* START Data lines *

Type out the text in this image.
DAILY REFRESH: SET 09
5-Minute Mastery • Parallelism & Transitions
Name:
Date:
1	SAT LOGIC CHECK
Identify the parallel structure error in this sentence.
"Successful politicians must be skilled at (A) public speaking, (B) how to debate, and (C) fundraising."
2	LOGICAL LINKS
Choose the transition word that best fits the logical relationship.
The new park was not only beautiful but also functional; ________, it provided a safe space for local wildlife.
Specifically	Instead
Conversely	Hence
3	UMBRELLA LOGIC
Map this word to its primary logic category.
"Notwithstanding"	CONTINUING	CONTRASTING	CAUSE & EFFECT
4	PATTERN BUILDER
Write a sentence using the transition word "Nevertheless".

* END Data lines *

■ **Problem to solve**: Would you write down every record again, exactly?

■ **Written answer**:
Type out the text in this image.
DAILY REFRESH: SET 09
5-Minute Mastery • Parallelism & Transitions
Name:
Date:
1	SAT LOGIC CHECK
Identify the parallel structure error in this sentence.
"Successful politicians must be skilled at (A) public speaking, (B) how to debate, and (C) fundraising."
2	LOGICAL LINKS
Choose the transition word that best fits the logical relationship.
The new park was not only beautiful but also functional; ________, it provided a safe space for local wildlife.
Specifically	Instead
Conversely	Hence
3	UMBRELLA LOGIC
Map this word to its primary logic category.
"Notwithstanding"	CONTINUING	CONTRASTING	CAUSE & EFFECT
4	PATTERN BUILDER
Write a sentence using the transition word "Nevertheless".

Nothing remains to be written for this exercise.